■ **YOUR OBJECTIVE**: Reproduce all of the data below word for word, leaving out the pictures.

■ **STORED RECORDS**:
-*-

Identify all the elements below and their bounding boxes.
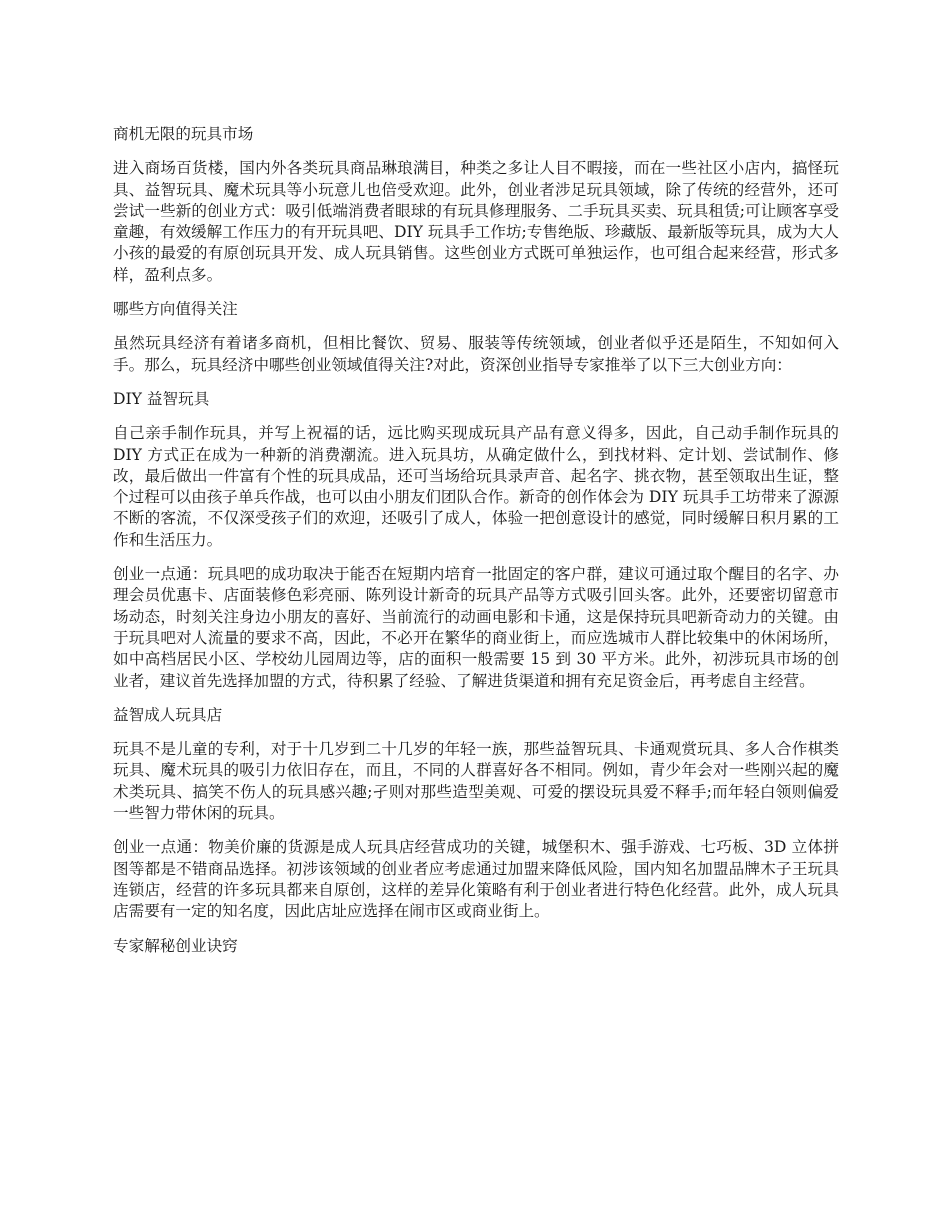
section-heading: 益智成人玩具店	[113, 705, 223, 724]
paragraph: 创业一点通：玩具吧的成功取决于能否在短期内培育一批固定的客户群，建议可通过取个醒目的名字、办理会员优惠卡、店面装修色彩亮丽、陈列设计新奇的玩具产品等方式吸引回头客。此外，还要密切留意市场动态，时刻关注身边小朋友的喜好、当前流行的动画电影和卡通，这是保持玩具吧新奇动力的关键。由于玩具吧对人流量的要求不高，因此，不必开在繁华的商业街上，而应选城市人群比较集中的休闲场所，如中高档居民小区、学校幼儿园周边等，店的面积一般需要 15 到 30 平方米。此外，初涉玩具市场的创业者，建议首先选择加盟的方式，待积累了经验、了解进货渠道和拥有充足资金后，再考虑自主经营。	[113, 565, 839, 690]
section-heading: 哪些方向值得关注	[113, 300, 238, 319]
paragraph: 进入商场百货楼，国内外各类玩具商品琳琅满目，种类之多让人目不暇接，而在一些社区小店内，搞怪玩具、益智玩具、魔术玩具等小玩意儿也倍受欢迎。此外，创业者涉足玩具领域，除了传统的经营外，还可尝试一些新的创业方式：吸引低端消费者眼球的有玩具修理服务、二手玩具买卖、玩具租赁;可让顾客享受童趣，有效缓解工作压力的有开玩具吧、DIY 玩具手工作坊;专售绝版、珍藏版、最新版等玩具，成为大人小孩的最爱的有原创玩具开发、成人玩具销售。这些创业方式既可单独运作，也可组合起来经营，形式多样，盈利点多。	[113, 159, 839, 284]
section-heading: 商机无限的玩具市场	[113, 125, 254, 143]
paragraph: 创业一点通：物美价廉的货源是成人玩具店经营成功的关键，城堡积木、强手游戏、七巧板、3D 立体拼图等都是不错商品选择。初涉该领域的创业者应考虑通过加盟来降低风险，国内知名加盟品牌木子王玩具连锁店，经营的许多玩具都来自原创，这样的差异化策略有利于创业者进行特色化经营。此外，成人玩具店需要有一定的知名度，因此店址应选择在闹市区或商业街上。	[113, 838, 839, 921]
document-body	[113, 124, 839, 970]
paragraph: 虽然玩具经济有着诸多商机，但相比餐饮、贸易、服装等传统领域，创业者似乎还是陌生，不知如何入手。那么，玩具经济中哪些创业领域值得关注?对此，资深创业指导专家推举了以下三大创业方向：	[113, 334, 839, 374]
section-heading: DIY 益智玩具	[113, 389, 210, 408]
paragraph: 玩具不是儿童的专利，对于十几岁到二十几岁的年轻一族，那些益智玩具、卡通观赏玩具、多人合作棋类玩具、魔术玩具的吸引力依旧存在，而且，不同的人群喜好各不相同。例如，青少年会对一些刚兴起的魔术类玩具、搞笑不伤人的玩具感兴趣;孑则对那些造型美观、可爱的摆设玩具爱不释手;而年轻白领则偏爱一些智力带休闲的玩具。	[113, 740, 839, 823]
section-heading: 专家解秘创业诀窍	[113, 936, 238, 955]
paragraph: 自己亲手制作玩具，并写上祝福的话，远比购买现成玩具产品有意义得多，因此，自己动手制作玩具的 DIY 方式正在成为一种新的消费潮流。进入玩具坊，从确定做什么，到找材料、定计划、尝试制作、修改，最后做出一件富有个性的玩具成品，还可当场给玩具录声音、起名字、挑衣物，甚至领取出生证，整个过程可以由孩子单兵作战，也可以由小朋友们团队合作。新奇的创作体会为 DIY 玩具手工坊带来了源源不断的客流，不仅深受孩子们的欢迎，还吸引了成人，体验一把创意设计的感觉，同时缓解日积月累的工作和生活压力。	[113, 424, 839, 549]
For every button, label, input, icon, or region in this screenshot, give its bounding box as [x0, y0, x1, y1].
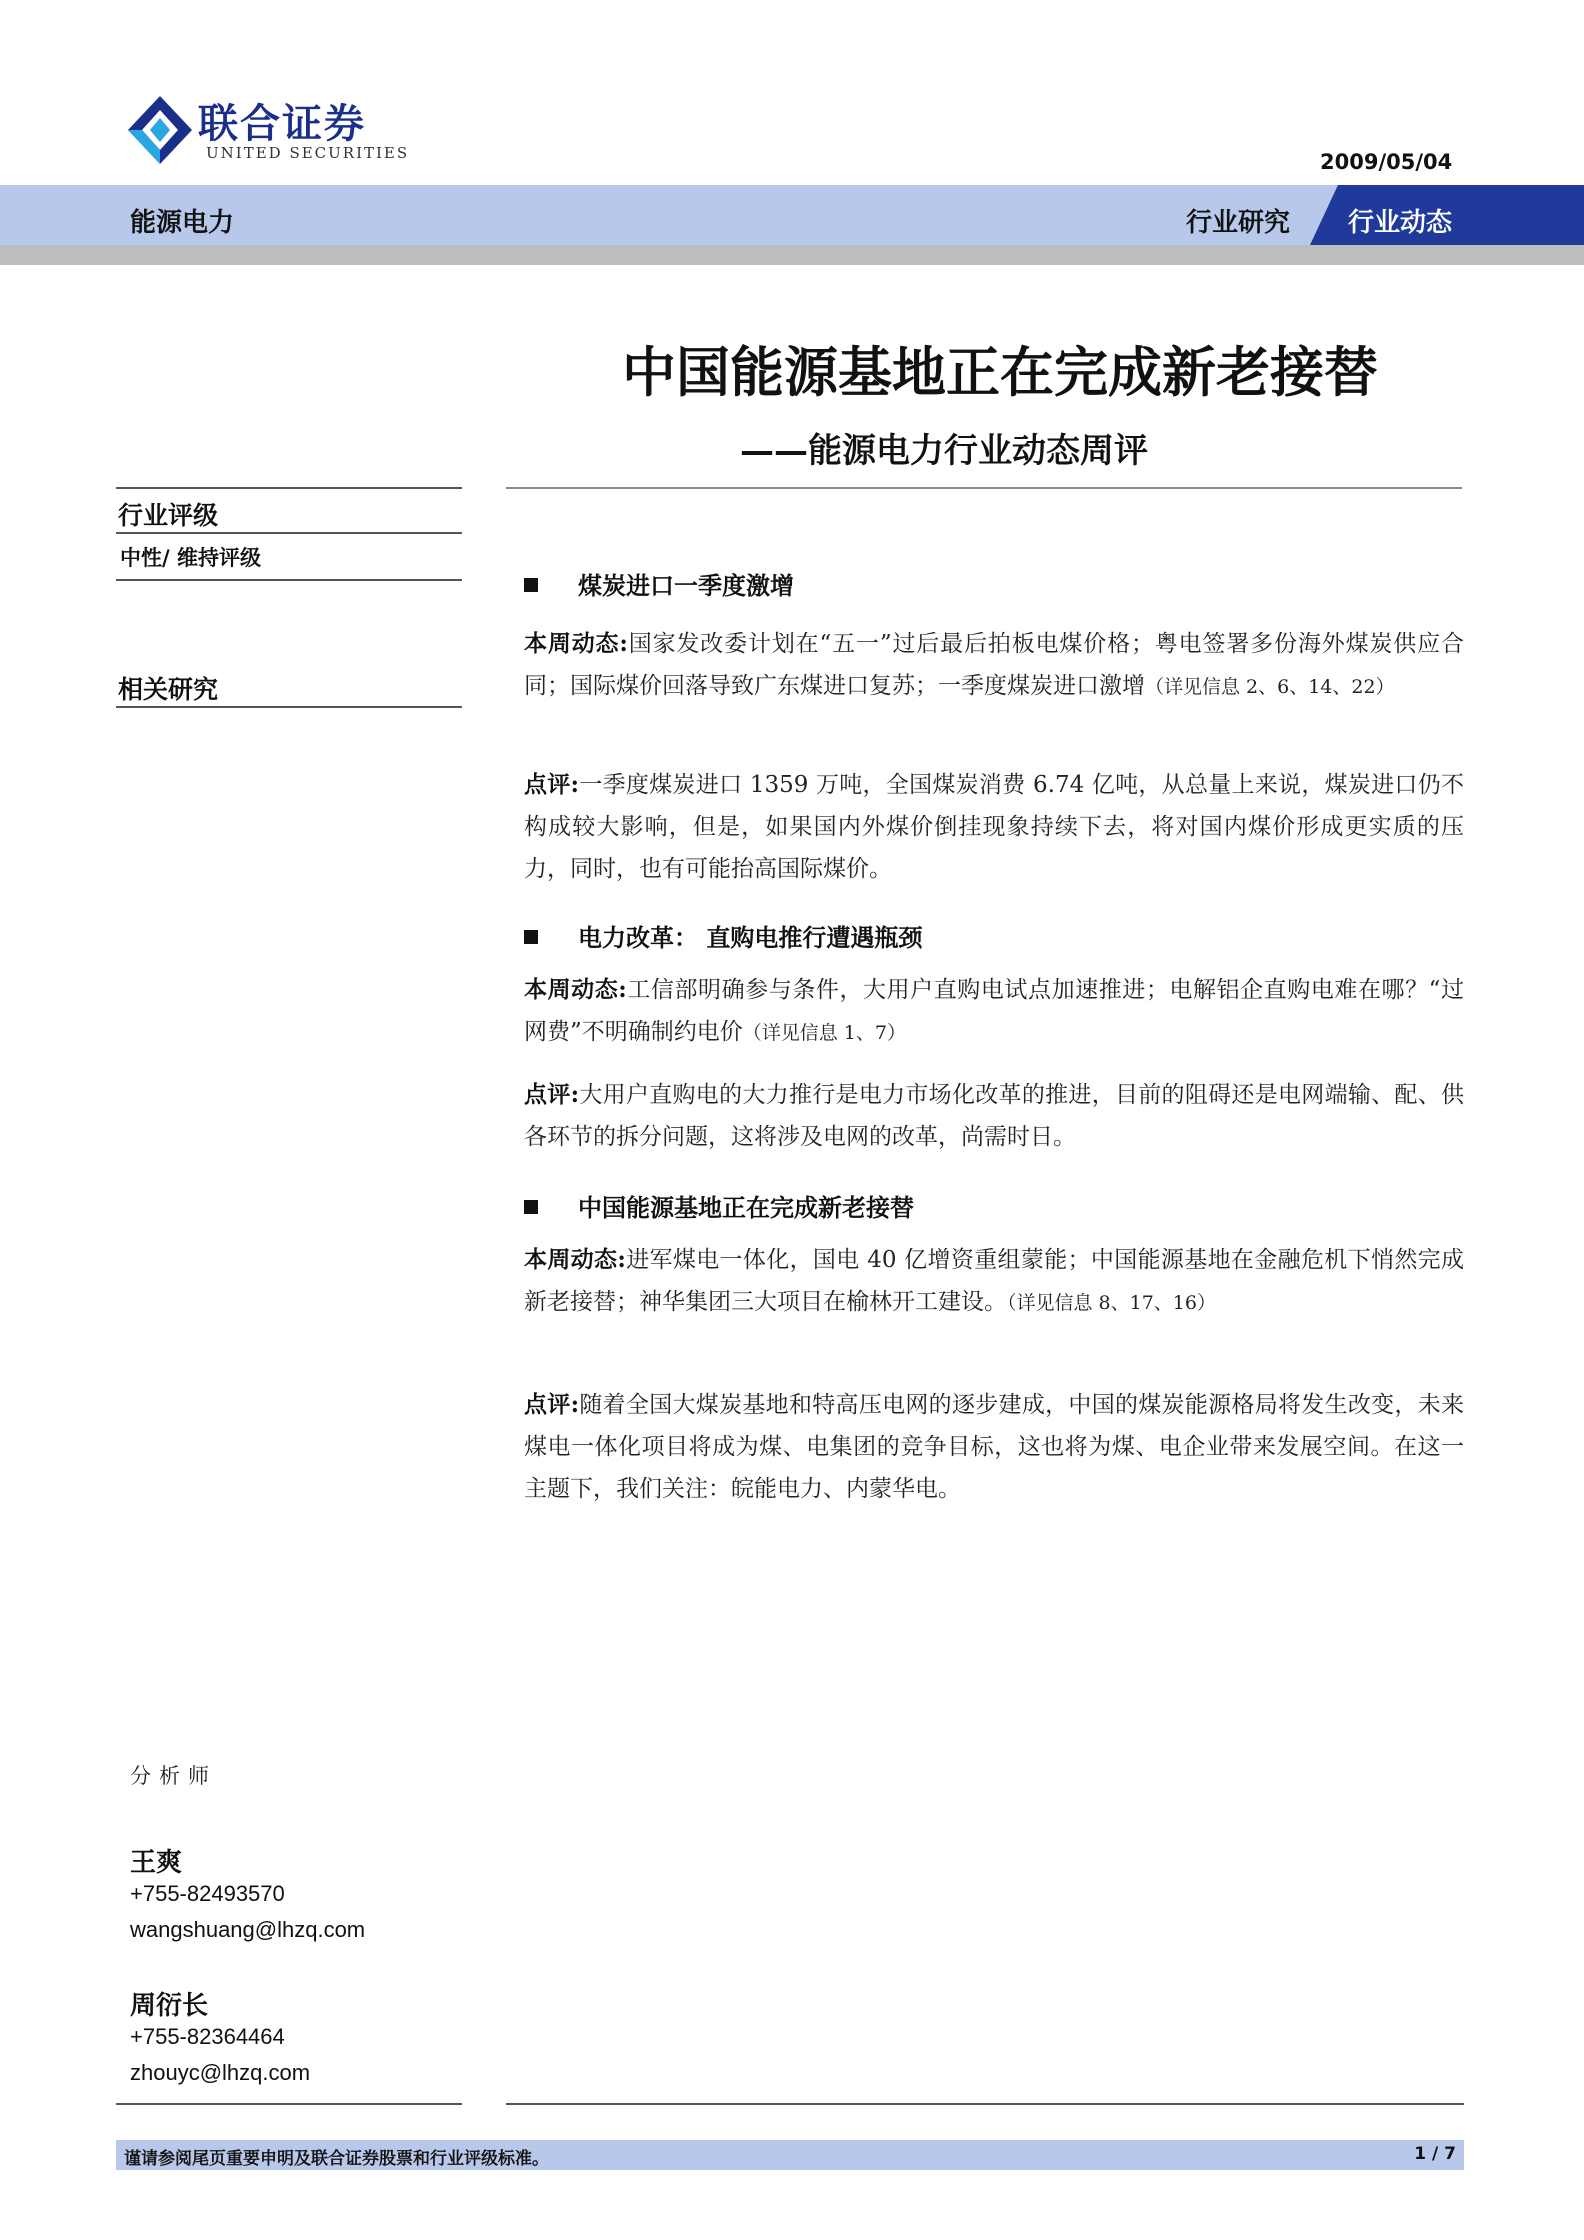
- report-date: 2009/05/04: [1320, 150, 1453, 174]
- report-title: 中国能源基地正在完成新老接替: [622, 340, 1378, 404]
- bottom-divider-left: [116, 2103, 462, 2105]
- section-dynamic-paragraph: 本周动态:进军煤电一体化，国电 40 亿增资重组蒙能；中国能源基地在金融危机下悄然完成新老接替；神华集团三大项目在榆林开工建设。（详见信息 8、17、16）: [524, 1246, 1464, 1315]
- report-subtitle: ——能源电力行业动态周评: [740, 431, 1148, 471]
- analyst-email[interactable]: zhouyc@lhzq.com: [130, 2060, 311, 2085]
- logo-english-name: UNITED SECURITIES: [206, 144, 410, 162]
- analyst-name: 王爽: [130, 1848, 183, 1878]
- category-industry-research: 行业研究: [1186, 208, 1291, 238]
- bullet-square-icon: [524, 578, 538, 592]
- section-dynamic-paragraph: 本周动态:国家发改委计划在“五一”过后最后拍板电煤价格；粤电签署多份海外煤炭供应合同；国际煤价回落导致广东煤进口复苏；一季度煤炭进口激增（详见信息 2、6、14、22）: [524, 630, 1464, 699]
- analyst-phone: +755-82364464: [130, 2024, 285, 2049]
- bullet-square-icon: [524, 1200, 538, 1214]
- page-number: 1 / 7: [1414, 2144, 1456, 2164]
- analyst-email[interactable]: wangshuang@lhzq.com: [130, 1917, 366, 1942]
- section-comment-paragraph: 点评:随着全国大煤炭基地和特高压电网的逐步建成，中国的煤炭能源格局将发生改变，未来煤电一体化项目将成为煤、电集团的竞争目标，这也将为煤、电企业带来发展空间。在这一主题下，我们关注：皖能电力、内蒙华电。: [524, 1391, 1465, 1502]
- section-comment-paragraph: 点评:一季度煤炭进口 1359 万吨，全国煤炭消费 6.74 亿吨，从总量上来说，煤炭进口仍不构成较大影响，但是，如果国内外煤价倒挂现象持续下去，将对国内煤价形成更实质的压力，同时，也有可能抬高国际煤价。: [524, 771, 1464, 882]
- header-band-shadow: [0, 245, 1584, 265]
- category-industry-dynamics: 行业动态: [1348, 208, 1453, 238]
- analyst-name: 周衍长: [130, 1991, 209, 2021]
- rating-value: 中性/ 维持评级: [120, 545, 261, 570]
- sidebar-divider: [116, 579, 462, 581]
- footer-disclaimer: 谨请参阅尾页重要申明及联合证券股票和行业评级标准。: [124, 2149, 549, 2169]
- logo-chinese-name: 联合证券: [198, 101, 366, 147]
- related-research-heading: 相关研究: [118, 675, 219, 704]
- rating-heading: 行业评级: [118, 501, 219, 530]
- section-heading: 电力改革： 直购电推行遭遇瓶颈: [524, 918, 922, 953]
- analyst-label: 分析师: [130, 1764, 217, 1788]
- sidebar-divider: [116, 706, 462, 708]
- sector-label: 能源电力: [130, 208, 235, 238]
- section-comment-paragraph: 点评:大用户直购电的大力推行是电力市场化改革的推进，目前的阻碍还是电网端输、配、供各环节的拆分问题，这将涉及电网的改革，尚需时日。: [524, 1081, 1465, 1150]
- title-divider: [506, 487, 1462, 489]
- sidebar-divider: [116, 532, 462, 534]
- section-heading: 中国能源基地正在完成新老接替: [524, 1188, 914, 1223]
- sidebar-divider: [116, 487, 462, 489]
- section-heading: 煤炭进口一季度激增: [524, 566, 794, 601]
- analyst-phone: +755-82493570: [130, 1881, 285, 1906]
- section-dynamic-paragraph: 本周动态:工信部明确参与条件，大用户直购电试点加速推进；电解铝企直购电难在哪？“过网费”不明确制约电价（详见信息 1、7）: [524, 976, 1464, 1045]
- bullet-square-icon: [524, 930, 538, 944]
- bottom-divider-right: [506, 2103, 1464, 2105]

-*-

■ **SOLVED PROBLEM**:
Identify all the elements below and their bounding boxes.
section-heading: 益智成人玩具店	[113, 705, 223, 724]
paragraph: 创业一点通：玩具吧的成功取决于能否在短期内培育一批固定的客户群，建议可通过取个醒目的名字、办理会员优惠卡、店面装修色彩亮丽、陈列设计新奇的玩具产品等方式吸引回头客。此外，还要密切留意市场动态，时刻关注身边小朋友的喜好、当前流行的动画电影和卡通，这是保持玩具吧新奇动力的关键。由于玩具吧对人流量的要求不高，因此，不必开在繁华的商业街上，而应选城市人群比较集中的休闲场所，如中高档居民小区、学校幼儿园周边等，店的面积一般需要 15 到 30 平方米。此外，初涉玩具市场的创业者，建议首先选择加盟的方式，待积累了经验、了解进货渠道和拥有充足资金后，再考虑自主经营。	[113, 565, 839, 690]
section-heading: 哪些方向值得关注	[113, 300, 238, 319]
paragraph: 进入商场百货楼，国内外各类玩具商品琳琅满目，种类之多让人目不暇接，而在一些社区小店内，搞怪玩具、益智玩具、魔术玩具等小玩意儿也倍受欢迎。此外，创业者涉足玩具领域，除了传统的经营外，还可尝试一些新的创业方式：吸引低端消费者眼球的有玩具修理服务、二手玩具买卖、玩具租赁;可让顾客享受童趣，有效缓解工作压力的有开玩具吧、DIY 玩具手工作坊;专售绝版、珍藏版、最新版等玩具，成为大人小孩的最爱的有原创玩具开发、成人玩具销售。这些创业方式既可单独运作，也可组合起来经营，形式多样，盈利点多。	[113, 159, 839, 284]
section-heading: 商机无限的玩具市场	[113, 125, 254, 143]
paragraph: 创业一点通：物美价廉的货源是成人玩具店经营成功的关键，城堡积木、强手游戏、七巧板、3D 立体拼图等都是不错商品选择。初涉该领域的创业者应考虑通过加盟来降低风险，国内知名加盟品牌木子王玩具连锁店，经营的许多玩具都来自原创，这样的差异化策略有利于创业者进行特色化经营。此外，成人玩具店需要有一定的知名度，因此店址应选择在闹市区或商业街上。	[113, 838, 839, 921]
document-body	[113, 124, 839, 970]
paragraph: 虽然玩具经济有着诸多商机，但相比餐饮、贸易、服装等传统领域，创业者似乎还是陌生，不知如何入手。那么，玩具经济中哪些创业领域值得关注?对此，资深创业指导专家推举了以下三大创业方向：	[113, 334, 839, 374]
section-heading: DIY 益智玩具	[113, 389, 210, 408]
paragraph: 玩具不是儿童的专利，对于十几岁到二十几岁的年轻一族，那些益智玩具、卡通观赏玩具、多人合作棋类玩具、魔术玩具的吸引力依旧存在，而且，不同的人群喜好各不相同。例如，青少年会对一些刚兴起的魔术类玩具、搞笑不伤人的玩具感兴趣;孑则对那些造型美观、可爱的摆设玩具爱不释手;而年轻白领则偏爱一些智力带休闲的玩具。	[113, 740, 839, 823]
section-heading: 专家解秘创业诀窍	[113, 936, 238, 955]
paragraph: 自己亲手制作玩具，并写上祝福的话，远比购买现成玩具产品有意义得多，因此，自己动手制作玩具的 DIY 方式正在成为一种新的消费潮流。进入玩具坊，从确定做什么，到找材料、定计划、尝试制作、修改，最后做出一件富有个性的玩具成品，还可当场给玩具录声音、起名字、挑衣物，甚至领取出生证，整个过程可以由孩子单兵作战，也可以由小朋友们团队合作。新奇的创作体会为 DIY 玩具手工坊带来了源源不断的客流，不仅深受孩子们的欢迎，还吸引了成人，体验一把创意设计的感觉，同时缓解日积月累的工作和生活压力。	[113, 424, 839, 549]
For every button, label, input, icon, or region in this screenshot, give its bounding box as [x0, y0, x1, y1].
- report-date: 2009/05/04: [1320, 150, 1453, 174]
- report-title: 中国能源基地正在完成新老接替: [622, 340, 1378, 404]
- bottom-divider-left: [116, 2103, 462, 2105]
- section-dynamic-paragraph: 本周动态:进军煤电一体化，国电 40 亿增资重组蒙能；中国能源基地在金融危机下悄然完成新老接替；神华集团三大项目在榆林开工建设。（详见信息 8、17、16）: [524, 1246, 1464, 1315]
- report-subtitle: ——能源电力行业动态周评: [740, 431, 1148, 471]
- analyst-email[interactable]: zhouyc@lhzq.com: [130, 2060, 311, 2085]
- logo-english-name: UNITED SECURITIES: [206, 144, 410, 162]
- analyst-name: 王爽: [130, 1848, 183, 1878]
- category-industry-research: 行业研究: [1186, 208, 1291, 238]
- bullet-square-icon: [524, 578, 538, 592]
- section-dynamic-paragraph: 本周动态:国家发改委计划在“五一”过后最后拍板电煤价格；粤电签署多份海外煤炭供应合同；国际煤价回落导致广东煤进口复苏；一季度煤炭进口激增（详见信息 2、6、14、22）: [524, 630, 1464, 699]
- analyst-phone: +755-82364464: [130, 2024, 285, 2049]
- bullet-square-icon: [524, 1200, 538, 1214]
- page-number: 1 / 7: [1414, 2144, 1456, 2164]
- analyst-email[interactable]: wangshuang@lhzq.com: [130, 1917, 366, 1942]
- section-comment-paragraph: 点评:随着全国大煤炭基地和特高压电网的逐步建成，中国的煤炭能源格局将发生改变，未来煤电一体化项目将成为煤、电集团的竞争目标，这也将为煤、电企业带来发展空间。在这一主题下，我们关注：皖能电力、内蒙华电。: [524, 1391, 1465, 1502]
- section-comment-paragraph: 点评:一季度煤炭进口 1359 万吨，全国煤炭消费 6.74 亿吨，从总量上来说，煤炭进口仍不构成较大影响，但是，如果国内外煤价倒挂现象持续下去，将对国内煤价形成更实质的压力，同时，也有可能抬高国际煤价。: [524, 771, 1464, 882]
- header-band-shadow: [0, 245, 1584, 265]
- category-industry-dynamics: 行业动态: [1348, 208, 1453, 238]
- analyst-name: 周衍长: [130, 1991, 209, 2021]
- rating-value: 中性/ 维持评级: [120, 545, 261, 570]
- sidebar-divider: [116, 579, 462, 581]
- footer-disclaimer: 谨请参阅尾页重要申明及联合证券股票和行业评级标准。: [124, 2149, 549, 2169]
- logo-chinese-name: 联合证券: [198, 101, 366, 147]
- related-research-heading: 相关研究: [118, 675, 219, 704]
- rating-heading: 行业评级: [118, 501, 219, 530]
- section-heading: 电力改革： 直购电推行遭遇瓶颈: [524, 918, 922, 953]
- analyst-label: 分析师: [130, 1764, 217, 1788]
- sidebar-divider: [116, 706, 462, 708]
- sector-label: 能源电力: [130, 208, 235, 238]
- section-comment-paragraph: 点评:大用户直购电的大力推行是电力市场化改革的推进，目前的阻碍还是电网端输、配、供各环节的拆分问题，这将涉及电网的改革，尚需时日。: [524, 1081, 1465, 1150]
- title-divider: [506, 487, 1462, 489]
- sidebar-divider: [116, 532, 462, 534]
- section-heading: 中国能源基地正在完成新老接替: [524, 1188, 914, 1223]
- sidebar-divider: [116, 487, 462, 489]
- section-heading: 煤炭进口一季度激增: [524, 566, 794, 601]
- analyst-phone: +755-82493570: [130, 1881, 285, 1906]
- section-dynamic-paragraph: 本周动态:工信部明确参与条件，大用户直购电试点加速推进；电解铝企直购电难在哪？“过网费”不明确制约电价（详见信息 1、7）: [524, 976, 1464, 1045]
- bullet-square-icon: [524, 930, 538, 944]
- bottom-divider-right: [506, 2103, 1464, 2105]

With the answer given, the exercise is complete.